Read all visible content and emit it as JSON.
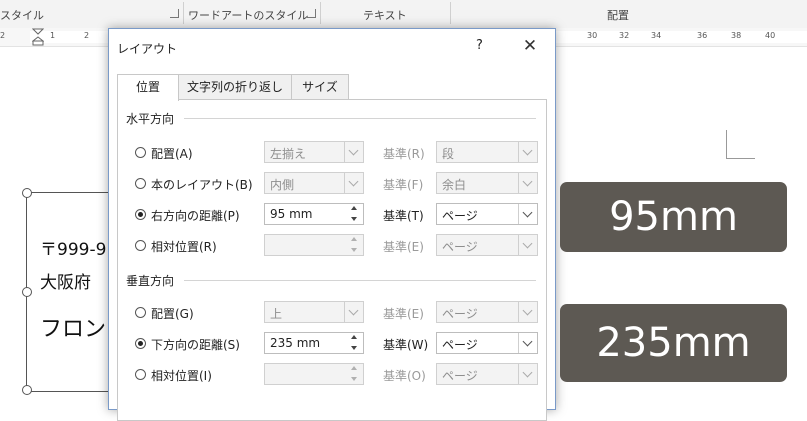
{
  "ribbon": {
    "groups": [
      "スタイル",
      "ワードアートのスタイル",
      "テキスト",
      "配置"
    ]
  },
  "ruler": {
    "ticks": [
      "2",
      "1",
      "2",
      "30",
      "32",
      "34",
      "36",
      "38",
      "40"
    ]
  },
  "document": {
    "lines": [
      "〒999-9",
      "大阪府",
      "フロン"
    ]
  },
  "dialog": {
    "title": "レイアウト",
    "help": "?",
    "close": "✕",
    "tabs": [
      "位置",
      "文字列の折り返し",
      "サイズ"
    ],
    "horizontal": {
      "heading": "水平方向",
      "rows": [
        {
          "label": "配置(A)",
          "value": "左揃え",
          "base_label": "基準(R)",
          "base_value": "段",
          "selected": false
        },
        {
          "label": "本のレイアウト(B)",
          "value": "内側",
          "base_label": "基準(F)",
          "base_value": "余白",
          "selected": false
        },
        {
          "label": "右方向の距離(P)",
          "value": "95 mm",
          "base_label": "基準(T)",
          "base_value": "ページ",
          "selected": true
        },
        {
          "label": "相対位置(R)",
          "value": "",
          "base_label": "基準(E)",
          "base_value": "ページ",
          "selected": false
        }
      ]
    },
    "vertical": {
      "heading": "垂直方向",
      "rows": [
        {
          "label": "配置(G)",
          "value": "上",
          "base_label": "基準(E)",
          "base_value": "ページ",
          "selected": false
        },
        {
          "label": "下方向の距離(S)",
          "value": "235 mm",
          "base_label": "基準(W)",
          "base_value": "ページ",
          "selected": true
        },
        {
          "label": "相対位置(I)",
          "value": "",
          "base_label": "基準(O)",
          "base_value": "ページ",
          "selected": false
        }
      ]
    }
  },
  "callouts": [
    "95mm",
    "235mm"
  ]
}
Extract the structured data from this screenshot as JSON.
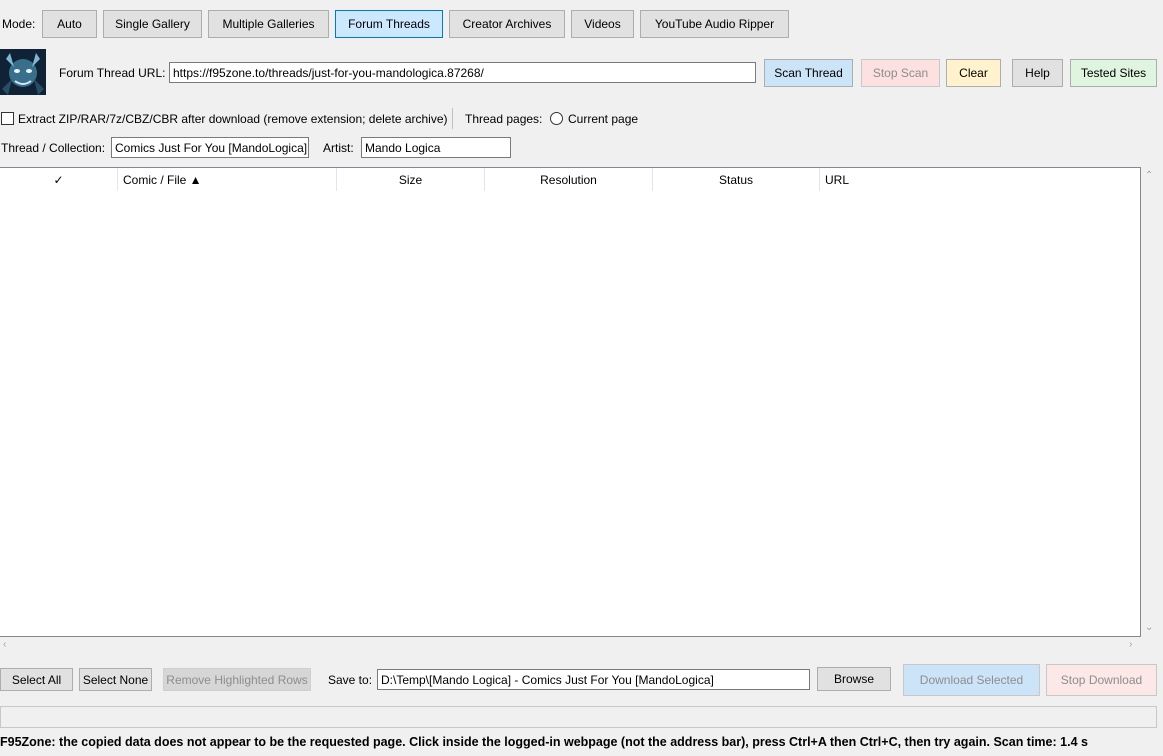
{
  "mode": {
    "label": "Mode:",
    "buttons": [
      {
        "label": "Auto"
      },
      {
        "label": "Single Gallery"
      },
      {
        "label": "Multiple Galleries"
      },
      {
        "label": "Forum Threads"
      },
      {
        "label": "Creator Archives"
      },
      {
        "label": "Videos"
      },
      {
        "label": "YouTube Audio Ripper"
      }
    ],
    "active_index": 3
  },
  "url_row": {
    "label": "Forum Thread URL:",
    "value": "https://f95zone.to/threads/just-for-you-mandologica.87268/",
    "scan": "Scan Thread",
    "stop_scan": "Stop Scan",
    "clear": "Clear",
    "help": "Help",
    "tested_sites": "Tested Sites"
  },
  "options": {
    "extract_label": "Extract ZIP/RAR/7z/CBZ/CBR after download (remove extension; delete archive)",
    "extract_checked": false,
    "thread_pages_label": "Thread pages:",
    "current_page_label": "Current page",
    "current_page_selected": false
  },
  "meta": {
    "thread_label": "Thread / Collection:",
    "thread_value": "Comics Just For You [MandoLogica]",
    "artist_label": "Artist:",
    "artist_value": "Mando Logica"
  },
  "table": {
    "columns": [
      "✓",
      "Comic / File ▲",
      "Size",
      "Resolution",
      "Status",
      "URL"
    ],
    "rows": []
  },
  "bottom": {
    "select_all": "Select All",
    "select_none": "Select None",
    "remove_rows": "Remove Highlighted Rows",
    "save_to_label": "Save to:",
    "save_to_value": "D:\\Temp\\[Mando Logica] - Comics Just For You [MandoLogica]",
    "browse": "Browse",
    "download_selected": "Download Selected",
    "stop_download": "Stop Download"
  },
  "status_message": "F95Zone: the copied data does not appear to be the requested page. Click inside the logged-in webpage (not the address bar), press Ctrl+A then Ctrl+C, then try again. Scan time: 1.4 s",
  "colors": {
    "active_tab": "#cce8ff",
    "scan_button": "#cce4f7",
    "stop_button": "#fde0e0",
    "clear_button": "#fff2cc",
    "tested_button": "#dff5df",
    "disabled_text": "#8d8d8d"
  }
}
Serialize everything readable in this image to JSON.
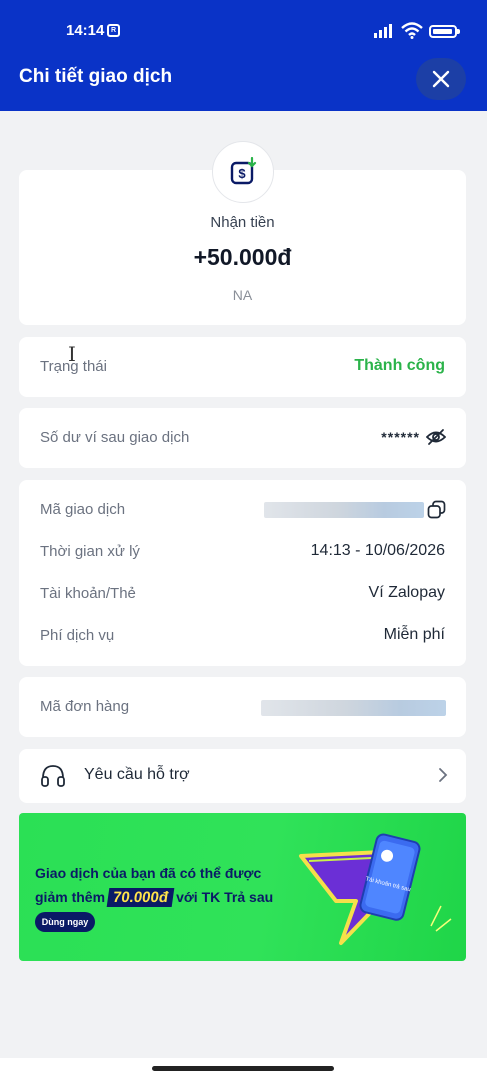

Work to do — Return all of the data exactly as written, and drop the pictures.

Task answer —
Read all visible content and emit it as JSON.
{
  "ribbon": {
    "groups": [
      "スタイル",
      "ワードアートのスタイル",
      "テキスト",
      "配置"
    ]
  },
  "ruler": {
    "ticks": [
      "2",
      "1",
      "2",
      "30",
      "32",
      "34",
      "36",
      "38",
      "40"
    ]
  },
  "document": {
    "lines": [
      "〒999-9",
      "大阪府",
      "フロン"
    ]
  },
  "dialog": {
    "title": "レイアウト",
    "help": "?",
    "close": "✕",
    "tabs": [
      "位置",
      "文字列の折り返し",
      "サイズ"
    ],
    "horizontal": {
      "heading": "水平方向",
      "rows": [
        {
          "label": "配置(A)",
          "value": "左揃え",
          "base_label": "基準(R)",
          "base_value": "段",
          "selected": false
        },
        {
          "label": "本のレイアウト(B)",
          "value": "内側",
          "base_label": "基準(F)",
          "base_value": "余白",
          "selected": false
        },
        {
          "label": "右方向の距離(P)",
          "value": "95 mm",
          "base_label": "基準(T)",
          "base_value": "ページ",
          "selected": true
        },
        {
          "label": "相対位置(R)",
          "value": "",
          "base_label": "基準(E)",
          "base_value": "ページ",
          "selected": false
        }
      ]
    },
    "vertical": {
      "heading": "垂直方向",
      "rows": [
        {
          "label": "配置(G)",
          "value": "上",
          "base_label": "基準(E)",
          "base_value": "ページ",
          "selected": false
        },
        {
          "label": "下方向の距離(S)",
          "value": "235 mm",
          "base_label": "基準(W)",
          "base_value": "ページ",
          "selected": true
        },
        {
          "label": "相対位置(I)",
          "value": "",
          "base_label": "基準(O)",
          "base_value": "ページ",
          "selected": false
        }
      ]
    }
  },
  "callouts": [
    "95mm",
    "235mm"
  ]
}
Extract the structured data from this screenshot as JSON.
{
  "mode": {
    "label": "Mode:",
    "buttons": [
      {
        "label": "Auto"
      },
      {
        "label": "Single Gallery"
      },
      {
        "label": "Multiple Galleries"
      },
      {
        "label": "Forum Threads"
      },
      {
        "label": "Creator Archives"
      },
      {
        "label": "Videos"
      },
      {
        "label": "YouTube Audio Ripper"
      }
    ],
    "active_index": 3
  },
  "url_row": {
    "label": "Forum Thread URL:",
    "value": "https://f95zone.to/threads/just-for-you-mandologica.87268/",
    "scan": "Scan Thread",
    "stop_scan": "Stop Scan",
    "clear": "Clear",
    "help": "Help",
    "tested_sites": "Tested Sites"
  },
  "options": {
    "extract_label": "Extract ZIP/RAR/7z/CBZ/CBR after download (remove extension; delete archive)",
    "extract_checked": false,
    "thread_pages_label": "Thread pages:",
    "current_page_label": "Current page",
    "current_page_selected": false
  },
  "meta": {
    "thread_label": "Thread / Collection:",
    "thread_value": "Comics Just For You [MandoLogica]",
    "artist_label": "Artist:",
    "artist_value": "Mando Logica"
  },
  "table": {
    "columns": [
      "✓",
      "Comic / File ▲",
      "Size",
      "Resolution",
      "Status",
      "URL"
    ],
    "rows": []
  },
  "bottom": {
    "select_all": "Select All",
    "select_none": "Select None",
    "remove_rows": "Remove Highlighted Rows",
    "save_to_label": "Save to:",
    "save_to_value": "D:\\Temp\\[Mando Logica] - Comics Just For You [MandoLogica]",
    "browse": "Browse",
    "download_selected": "Download Selected",
    "stop_download": "Stop Download"
  },
  "status_message": "F95Zone: the copied data does not appear to be the requested page. Click inside the logged-in webpage (not the address bar), press Ctrl+A then Ctrl+C, then try again. Scan time: 1.4 s",
  "colors": {
    "active_tab": "#cce8ff",
    "scan_button": "#cce4f7",
    "stop_button": "#fde0e0",
    "clear_button": "#fff2cc",
    "tested_button": "#dff5df",
    "disabled_text": "#8d8d8d"
  }
}
Serialize everything readable in this image to JSON.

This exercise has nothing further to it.